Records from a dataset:
— Start —

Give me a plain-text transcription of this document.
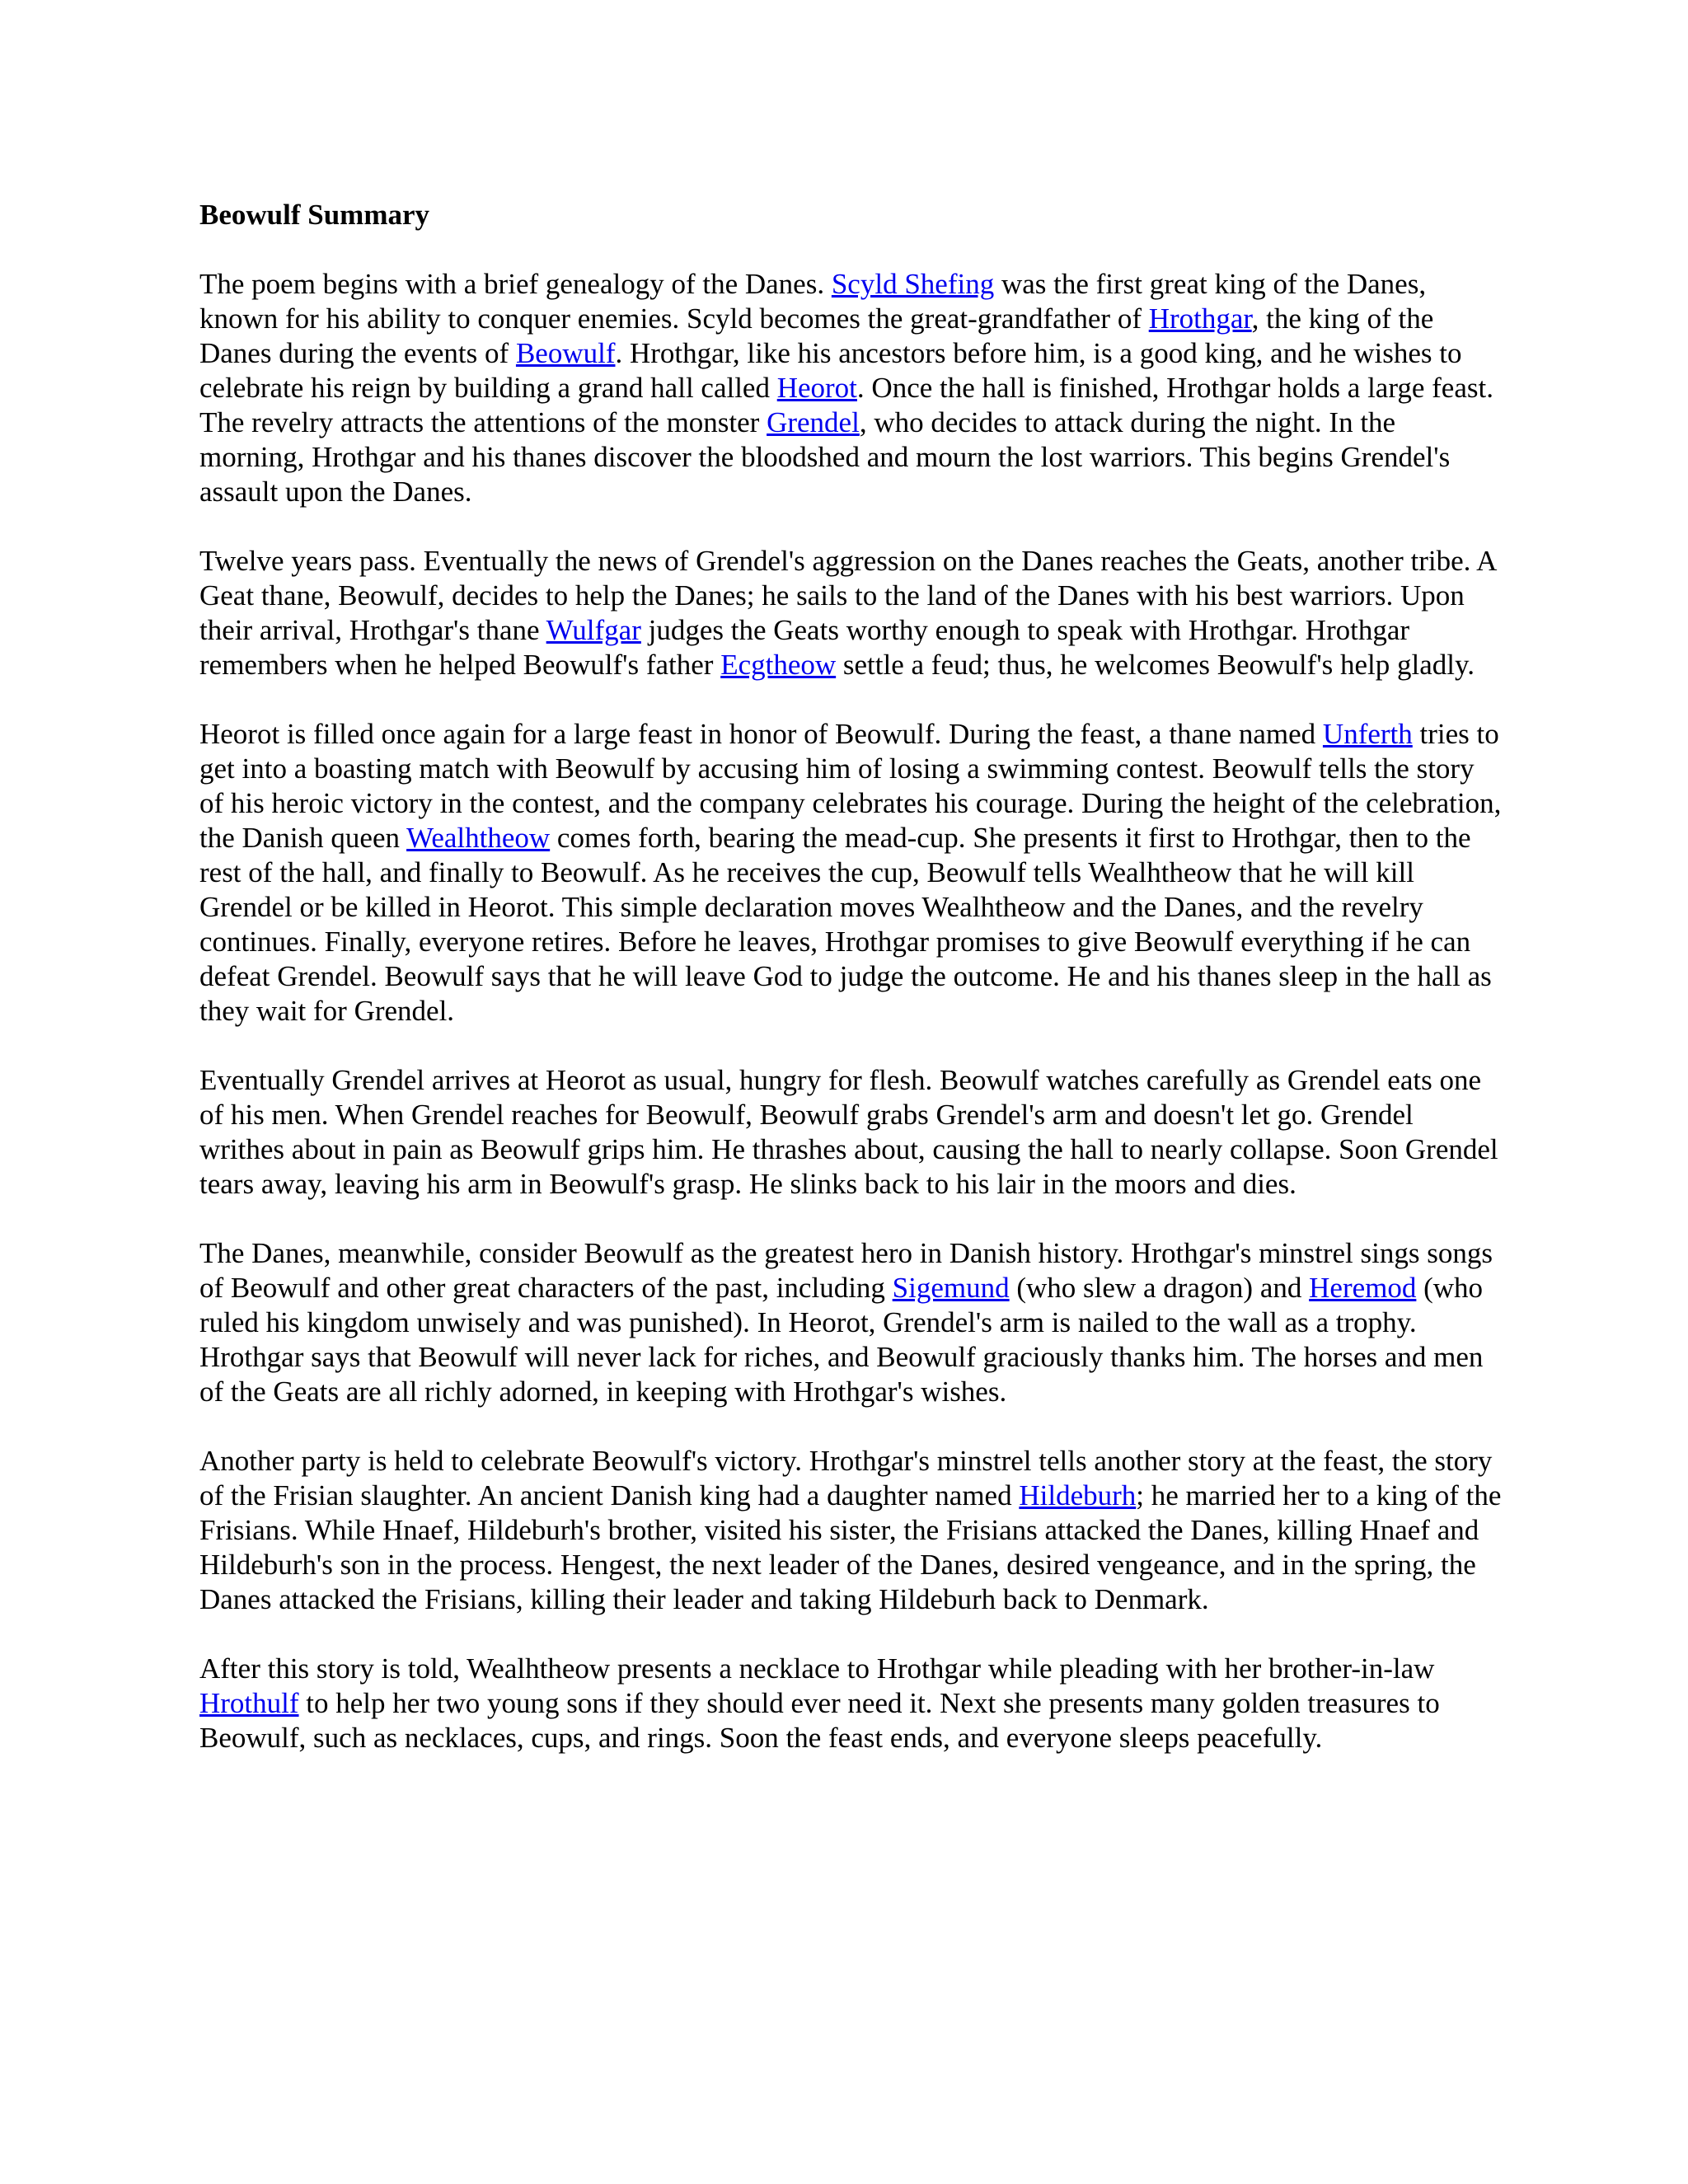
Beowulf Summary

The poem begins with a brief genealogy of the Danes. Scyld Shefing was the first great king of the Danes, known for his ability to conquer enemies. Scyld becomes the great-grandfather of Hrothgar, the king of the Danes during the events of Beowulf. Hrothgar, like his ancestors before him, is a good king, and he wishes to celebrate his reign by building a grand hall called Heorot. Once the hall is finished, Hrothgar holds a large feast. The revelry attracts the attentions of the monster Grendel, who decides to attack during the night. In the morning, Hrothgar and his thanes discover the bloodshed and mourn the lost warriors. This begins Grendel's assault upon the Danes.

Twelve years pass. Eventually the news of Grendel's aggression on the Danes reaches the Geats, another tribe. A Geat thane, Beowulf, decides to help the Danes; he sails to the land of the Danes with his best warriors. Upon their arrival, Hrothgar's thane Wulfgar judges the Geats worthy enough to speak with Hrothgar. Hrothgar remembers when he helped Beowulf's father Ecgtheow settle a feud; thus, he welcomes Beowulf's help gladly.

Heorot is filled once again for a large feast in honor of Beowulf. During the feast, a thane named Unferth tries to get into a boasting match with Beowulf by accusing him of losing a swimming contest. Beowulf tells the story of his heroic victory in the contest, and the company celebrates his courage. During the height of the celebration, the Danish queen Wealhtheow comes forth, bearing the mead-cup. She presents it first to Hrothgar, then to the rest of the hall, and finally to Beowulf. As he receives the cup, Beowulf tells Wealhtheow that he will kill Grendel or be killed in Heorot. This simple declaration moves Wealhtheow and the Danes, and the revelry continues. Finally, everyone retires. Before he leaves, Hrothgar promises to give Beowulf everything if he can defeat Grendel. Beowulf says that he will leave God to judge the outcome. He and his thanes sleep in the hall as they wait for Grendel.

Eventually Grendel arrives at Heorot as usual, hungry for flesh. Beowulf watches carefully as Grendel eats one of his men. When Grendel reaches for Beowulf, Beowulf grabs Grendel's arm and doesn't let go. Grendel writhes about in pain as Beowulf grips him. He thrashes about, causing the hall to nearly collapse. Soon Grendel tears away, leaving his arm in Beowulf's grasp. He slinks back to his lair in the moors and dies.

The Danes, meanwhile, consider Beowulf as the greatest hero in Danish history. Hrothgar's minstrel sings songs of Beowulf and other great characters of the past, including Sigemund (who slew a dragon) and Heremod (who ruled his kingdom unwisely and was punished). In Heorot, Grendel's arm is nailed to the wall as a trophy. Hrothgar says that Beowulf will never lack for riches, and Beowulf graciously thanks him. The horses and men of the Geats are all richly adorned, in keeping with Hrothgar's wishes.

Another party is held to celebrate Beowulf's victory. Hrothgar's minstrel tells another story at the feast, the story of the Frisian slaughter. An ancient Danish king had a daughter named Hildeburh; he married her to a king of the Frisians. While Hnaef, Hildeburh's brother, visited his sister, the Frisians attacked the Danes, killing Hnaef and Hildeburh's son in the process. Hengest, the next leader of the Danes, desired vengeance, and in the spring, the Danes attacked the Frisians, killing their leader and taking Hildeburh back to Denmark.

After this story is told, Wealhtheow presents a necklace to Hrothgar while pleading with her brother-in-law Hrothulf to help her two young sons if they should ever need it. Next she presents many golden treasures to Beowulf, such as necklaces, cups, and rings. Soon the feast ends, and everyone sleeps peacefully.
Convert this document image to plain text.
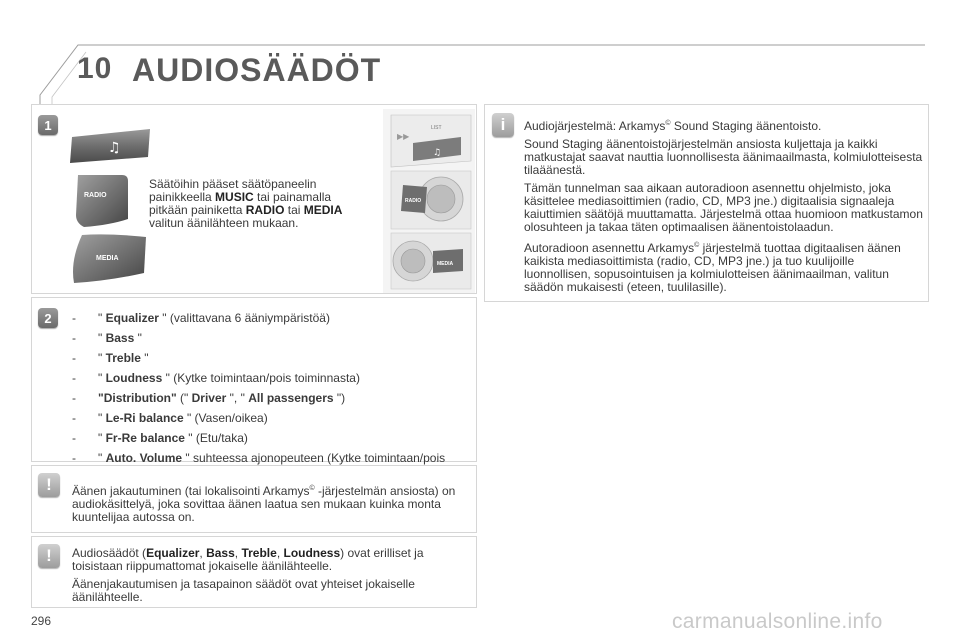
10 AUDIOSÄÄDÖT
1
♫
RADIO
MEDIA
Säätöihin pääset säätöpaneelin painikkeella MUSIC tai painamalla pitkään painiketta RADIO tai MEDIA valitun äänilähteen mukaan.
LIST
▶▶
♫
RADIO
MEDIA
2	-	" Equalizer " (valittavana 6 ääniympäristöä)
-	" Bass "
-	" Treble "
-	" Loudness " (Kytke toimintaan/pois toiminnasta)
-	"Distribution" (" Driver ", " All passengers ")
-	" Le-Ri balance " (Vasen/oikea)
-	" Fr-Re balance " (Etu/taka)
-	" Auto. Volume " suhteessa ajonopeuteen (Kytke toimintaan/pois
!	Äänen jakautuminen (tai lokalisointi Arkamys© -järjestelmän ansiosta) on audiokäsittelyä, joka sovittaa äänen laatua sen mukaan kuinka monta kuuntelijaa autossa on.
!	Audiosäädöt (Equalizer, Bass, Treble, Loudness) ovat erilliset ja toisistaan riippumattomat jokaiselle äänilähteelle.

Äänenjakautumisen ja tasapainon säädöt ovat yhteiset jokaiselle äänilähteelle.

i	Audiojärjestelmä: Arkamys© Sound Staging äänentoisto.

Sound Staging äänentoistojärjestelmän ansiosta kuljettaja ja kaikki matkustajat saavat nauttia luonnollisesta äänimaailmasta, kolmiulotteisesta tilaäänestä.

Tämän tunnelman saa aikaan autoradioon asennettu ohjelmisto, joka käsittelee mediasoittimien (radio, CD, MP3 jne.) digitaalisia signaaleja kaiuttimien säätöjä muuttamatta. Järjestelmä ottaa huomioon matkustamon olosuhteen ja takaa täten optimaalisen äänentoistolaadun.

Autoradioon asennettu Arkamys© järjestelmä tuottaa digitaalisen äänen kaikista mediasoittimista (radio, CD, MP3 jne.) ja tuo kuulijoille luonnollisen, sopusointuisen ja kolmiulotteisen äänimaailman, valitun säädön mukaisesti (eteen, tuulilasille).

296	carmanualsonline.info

— End —

§ **Goal**
Copy out all lines from the material above that contain the string "Loudness".

§ **Answer to the task**
-	" Loudness " (Kytke toimintaan/pois toiminnasta)
!	Audiosäädöt (Equalizer, Bass, Treble, Loudness) ovat erilliset ja toisistaan riippumattomat jokaiselle äänilähteelle.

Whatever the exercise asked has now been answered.